# [Text under study]
<<<<

CNC and CS are rare syndromes with thyroid cancer rates of 2.5% and approximately 35%, respectively (2, 3). We were able to obtain one CNC-associated PTC and one CS-associated FTC for testing. Despite the differing genetic backgrounds, both cancers exhibited activation of both CREB and AKT (Supplemental Figure 6), similar to the observations in the DRP-TpoKO thyroids. Unfortunately, due to limited amounts of sample, further analysis on these samples was not possible.

PKA and mTOR are active in the same cells in DRP-TpoKO tumors

To verify that PKA and mTOR crosstalk was related to FTC, we sought to determine whether these proteins were activated in the same cells. IHC analysis (Figure 4, A–C) demonstrated that pmTOR and pCREB were observed in the same tumor regions. To verify this observation at the cellular level, we used IF to stain DRP-TpoKO tumors for pmTOR and pCREB (Figure 4, D and E). Colocalization of the fluorescent signals confirmed that these molecules were activated in the same cells.

Figure 4. — Activation of PKA and mTOR occurs in the same cells in *DRP-TpoKO* tumors. Immunohistochemical staining of pCREB (A), pmTOR (B), and phospho-p70S6K (C) in *DRP-TpoKO* tumors is shown. IF staining of 4′,6′-diamino-2-phenylindole (DAPI; D), pCREB (E, red), pmTOR (F, green) in *DRP-TpoKO* tumors (G is the merged image of D–F). T, FTC; C, capsule. Arrow indicates capsular invasion. Scale bar (A, applies to B and C), 125 μm; (D, applies to E–G), 250 μm.

>>>>

Retype the passage on PKA and mTOR activity in thyroid tumors, starting with "To verify that" and going on through "molecules were activated in the same cells.". The records have no role here.

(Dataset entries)

<<<<

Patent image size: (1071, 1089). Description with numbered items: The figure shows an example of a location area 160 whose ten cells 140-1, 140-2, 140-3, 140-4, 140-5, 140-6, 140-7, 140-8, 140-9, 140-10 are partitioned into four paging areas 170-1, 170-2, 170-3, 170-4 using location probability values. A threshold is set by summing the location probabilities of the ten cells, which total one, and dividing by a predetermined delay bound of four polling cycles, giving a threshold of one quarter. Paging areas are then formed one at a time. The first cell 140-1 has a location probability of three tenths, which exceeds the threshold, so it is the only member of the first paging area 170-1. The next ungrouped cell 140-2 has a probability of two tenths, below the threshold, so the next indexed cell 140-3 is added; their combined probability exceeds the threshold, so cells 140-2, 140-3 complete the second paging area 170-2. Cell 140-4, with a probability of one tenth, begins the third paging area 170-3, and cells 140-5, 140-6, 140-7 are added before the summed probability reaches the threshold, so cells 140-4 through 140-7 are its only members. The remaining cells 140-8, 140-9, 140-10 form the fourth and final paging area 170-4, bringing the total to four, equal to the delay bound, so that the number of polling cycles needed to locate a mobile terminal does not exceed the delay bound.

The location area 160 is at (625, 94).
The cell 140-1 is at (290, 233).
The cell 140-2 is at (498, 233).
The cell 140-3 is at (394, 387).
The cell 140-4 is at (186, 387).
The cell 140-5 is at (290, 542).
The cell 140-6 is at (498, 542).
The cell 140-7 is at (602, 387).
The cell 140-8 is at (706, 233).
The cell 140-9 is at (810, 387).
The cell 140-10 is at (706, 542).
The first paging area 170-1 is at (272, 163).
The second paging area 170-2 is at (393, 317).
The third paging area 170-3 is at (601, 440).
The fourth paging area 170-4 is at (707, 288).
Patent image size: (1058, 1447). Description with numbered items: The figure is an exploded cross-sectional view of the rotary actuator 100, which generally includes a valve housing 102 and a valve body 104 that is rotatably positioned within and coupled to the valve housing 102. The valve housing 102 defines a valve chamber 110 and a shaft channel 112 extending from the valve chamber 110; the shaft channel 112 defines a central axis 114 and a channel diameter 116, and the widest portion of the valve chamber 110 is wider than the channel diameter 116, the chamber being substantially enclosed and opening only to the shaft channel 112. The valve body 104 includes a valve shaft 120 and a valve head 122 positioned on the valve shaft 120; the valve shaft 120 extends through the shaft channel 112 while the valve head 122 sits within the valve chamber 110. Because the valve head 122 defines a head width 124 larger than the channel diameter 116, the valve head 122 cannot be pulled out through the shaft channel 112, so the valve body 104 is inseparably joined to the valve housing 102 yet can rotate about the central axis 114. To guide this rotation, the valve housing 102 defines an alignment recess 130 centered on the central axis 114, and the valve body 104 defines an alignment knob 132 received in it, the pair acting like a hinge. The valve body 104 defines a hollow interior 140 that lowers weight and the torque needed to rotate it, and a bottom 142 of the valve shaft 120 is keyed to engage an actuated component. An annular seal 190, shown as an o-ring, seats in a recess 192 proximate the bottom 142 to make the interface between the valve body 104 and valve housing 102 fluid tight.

>>>>

# [Exercise response]
To verify that PKA and mTOR crosstalk was related to FTC, we sought to determine whether these proteins were activated in the same cells. IHC analysis (Figure 4, A–C) demonstrated that pmTOR and pCREB were observed in the same tumor regions. To verify this observation at the cellular level, we used IF to stain DRP-TpoKO tumors for pmTOR and pCREB (Figure 4, D and E). Colocalization of the fluorescent signals confirmed that these molecules were activated in the same cells.